Would you pull out every line of the material that contains the string "tips"?

+++

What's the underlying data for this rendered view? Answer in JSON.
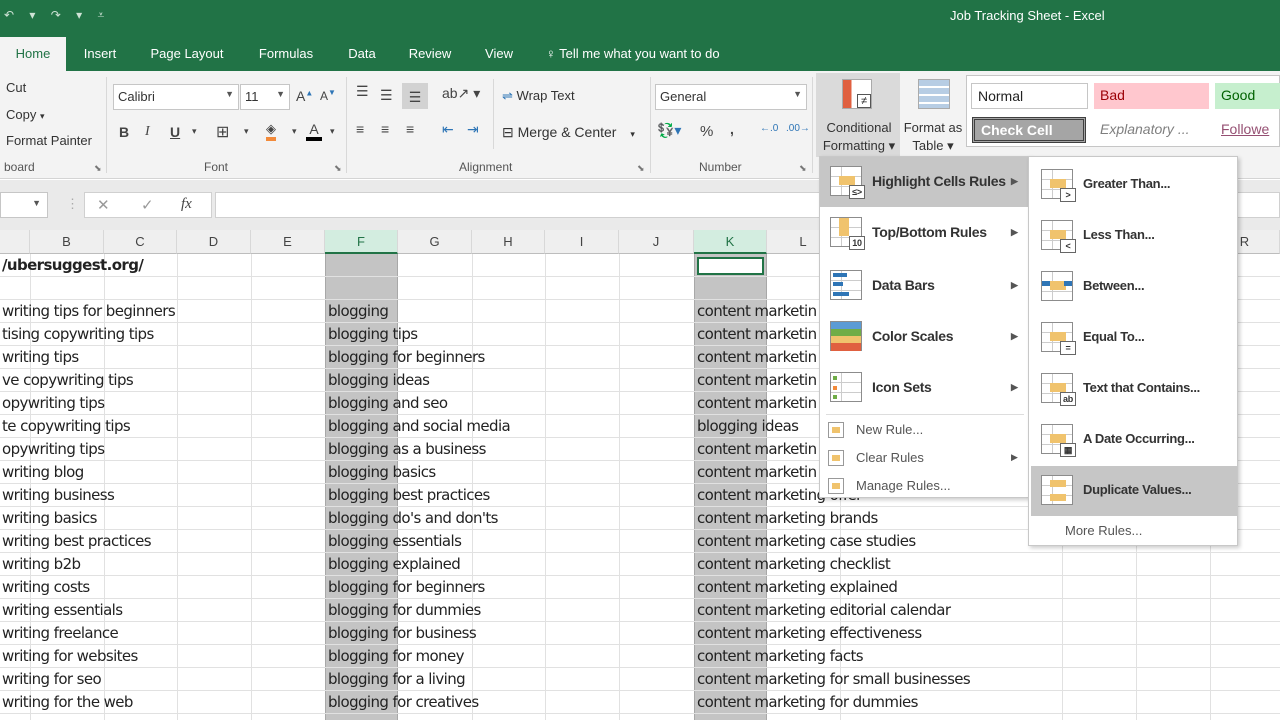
{
  "window": {
    "title": "Job Tracking Sheet  -  Excel",
    "qat": "↶ ▾  ↷ ▾  ⩡"
  },
  "tabs": [
    {
      "label": "Home",
      "active": true
    },
    {
      "label": "Insert"
    },
    {
      "label": "Page Layout"
    },
    {
      "label": "Formulas"
    },
    {
      "label": "Data"
    },
    {
      "label": "Review"
    },
    {
      "label": "View"
    }
  ],
  "tell_me": "Tell me what you want to do",
  "ribbon": {
    "clipboard": {
      "cut": "Cut",
      "copy": "Copy",
      "format_painter": "Format Painter",
      "label": "board"
    },
    "font": {
      "name": "Calibri",
      "size": "11",
      "label": "Font",
      "bold": "B",
      "italic": "I",
      "underline": "U"
    },
    "alignment": {
      "wrap_text": "Wrap Text",
      "merge_center": "Merge & Center",
      "label": "Alignment"
    },
    "number": {
      "format": "General",
      "percent": "%",
      "comma": ",",
      "label": "Number"
    },
    "styles": {
      "conditional_formatting": [
        "Conditional",
        "Formatting ▾"
      ],
      "format_as_table": [
        "Format as",
        "Table ▾"
      ],
      "normal": "Normal",
      "bad": "Bad",
      "good": "Good",
      "check_cell": "Check Cell",
      "explanatory": "Explanatory ...",
      "followed": "Followe"
    }
  },
  "formula_bar": {
    "fx": "fx",
    "cancel": "✕",
    "enter": "✓",
    "value": ""
  },
  "columns": [
    "B",
    "C",
    "D",
    "E",
    "F",
    "G",
    "H",
    "I",
    "J",
    "K",
    "L",
    "R"
  ],
  "sheet": {
    "row1_b": "/ubersuggest.org/",
    "col_b": [
      "writing tips for beginners",
      "tising copywriting tips",
      "writing tips",
      "ve copywriting tips",
      "opywriting tips",
      "te copywriting tips",
      "opywriting tips",
      "writing blog",
      "writing business",
      "writing basics",
      "writing best practices",
      "writing b2b",
      "writing costs",
      "writing essentials",
      "writing freelance",
      "writing for websites",
      "writing for seo",
      "writing for the web"
    ],
    "col_f": [
      "blogging",
      "blogging tips",
      "blogging for beginners",
      "blogging ideas",
      "blogging and seo",
      "blogging and social media",
      "blogging as a business",
      "blogging basics",
      "blogging best practices",
      "blogging do's and don'ts",
      "blogging essentials",
      "blogging explained",
      "blogging for beginners",
      "blogging for dummies",
      "blogging for business",
      "blogging for money",
      "blogging for a living",
      "blogging for creatives"
    ],
    "col_k": [
      "content marketin",
      "content marketin",
      "content marketin",
      "content marketin",
      "content marketin",
      "blogging ideas",
      "content marketin",
      "content marketin",
      "content marketing offer",
      "content marketing brands",
      "content marketing case studies",
      "content marketing checklist",
      "content marketing explained",
      "content marketing editorial calendar",
      "content marketing effectiveness",
      "content marketing facts",
      "content marketing for small businesses",
      "content marketing for dummies"
    ]
  },
  "cf_menu": {
    "items": [
      {
        "label": "Highlight Cells Rules",
        "ul": "H",
        "highlighted": true,
        "badge": "≤>"
      },
      {
        "label": "Top/Bottom Rules",
        "ul": "T",
        "badge": "10"
      },
      {
        "label": "Data Bars",
        "ul": "D"
      },
      {
        "label": "Color Scales",
        "ul": "S"
      },
      {
        "label": "Icon Sets",
        "ul": "I"
      }
    ],
    "small": [
      {
        "label": "New Rule..."
      },
      {
        "label": "Clear Rules",
        "submenu": true
      },
      {
        "label": "Manage Rules..."
      }
    ]
  },
  "highlight_submenu": {
    "items": [
      {
        "label": "Greater Than...",
        "badge": ">"
      },
      {
        "label": "Less Than...",
        "badge": "<"
      },
      {
        "label": "Between...",
        "badge": ""
      },
      {
        "label": "Equal To...",
        "badge": "="
      },
      {
        "label": "Text that Contains...",
        "badge": "ab"
      },
      {
        "label": "A Date Occurring...",
        "badge": "▦"
      },
      {
        "label": "Duplicate Values...",
        "badge": "",
        "highlighted": true
      }
    ],
    "more": "More Rules..."
  }
}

+++

● **Completed task**
      "writing tips for beginners",
      "tising copywriting tips",
      "writing tips",
      "ve copywriting tips",
      "opywriting tips",
      "te copywriting tips",
      "opywriting tips",
      "blogging tips",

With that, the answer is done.